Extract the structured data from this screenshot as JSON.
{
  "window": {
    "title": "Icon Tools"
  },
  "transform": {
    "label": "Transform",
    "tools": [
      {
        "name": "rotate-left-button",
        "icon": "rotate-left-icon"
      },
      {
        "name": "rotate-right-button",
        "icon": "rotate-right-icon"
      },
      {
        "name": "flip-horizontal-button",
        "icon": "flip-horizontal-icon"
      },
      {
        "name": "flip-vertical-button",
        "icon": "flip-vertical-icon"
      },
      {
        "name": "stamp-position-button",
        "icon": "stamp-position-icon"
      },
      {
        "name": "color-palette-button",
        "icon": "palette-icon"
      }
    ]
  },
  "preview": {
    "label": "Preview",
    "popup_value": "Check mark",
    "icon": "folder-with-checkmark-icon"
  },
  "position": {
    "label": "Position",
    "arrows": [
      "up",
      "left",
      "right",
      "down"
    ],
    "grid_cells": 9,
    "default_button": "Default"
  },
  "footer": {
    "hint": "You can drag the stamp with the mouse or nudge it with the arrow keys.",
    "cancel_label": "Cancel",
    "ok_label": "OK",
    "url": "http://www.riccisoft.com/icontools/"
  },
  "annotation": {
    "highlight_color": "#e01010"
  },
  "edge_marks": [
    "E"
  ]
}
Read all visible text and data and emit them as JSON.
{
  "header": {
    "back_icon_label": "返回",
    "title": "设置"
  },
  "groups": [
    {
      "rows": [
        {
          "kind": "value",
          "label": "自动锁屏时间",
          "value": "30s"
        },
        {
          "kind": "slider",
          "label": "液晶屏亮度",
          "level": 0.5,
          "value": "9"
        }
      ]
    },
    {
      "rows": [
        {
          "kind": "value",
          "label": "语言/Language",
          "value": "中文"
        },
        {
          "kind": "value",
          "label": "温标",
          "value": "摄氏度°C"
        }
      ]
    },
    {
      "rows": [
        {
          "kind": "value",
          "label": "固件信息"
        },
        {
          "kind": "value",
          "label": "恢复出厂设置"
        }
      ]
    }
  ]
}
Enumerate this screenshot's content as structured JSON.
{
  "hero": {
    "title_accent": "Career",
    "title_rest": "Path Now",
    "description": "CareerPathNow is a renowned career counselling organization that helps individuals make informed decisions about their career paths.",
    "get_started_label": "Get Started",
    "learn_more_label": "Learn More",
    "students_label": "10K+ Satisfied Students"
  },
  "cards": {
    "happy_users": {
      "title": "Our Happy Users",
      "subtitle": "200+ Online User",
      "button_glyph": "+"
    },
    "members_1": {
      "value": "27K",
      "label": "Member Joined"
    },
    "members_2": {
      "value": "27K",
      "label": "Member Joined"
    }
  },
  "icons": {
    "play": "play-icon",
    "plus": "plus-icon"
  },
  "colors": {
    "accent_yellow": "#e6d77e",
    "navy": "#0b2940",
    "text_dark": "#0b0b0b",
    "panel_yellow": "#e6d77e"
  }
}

################

**Directive:**
Identify the lines that contain the string "with", and copy every one of them.

**Written reply:**
    "icon": "folder-with-checkmark-icon"
    "hint": "You can drag the stamp with the mouse or nudge it with the arrow keys.",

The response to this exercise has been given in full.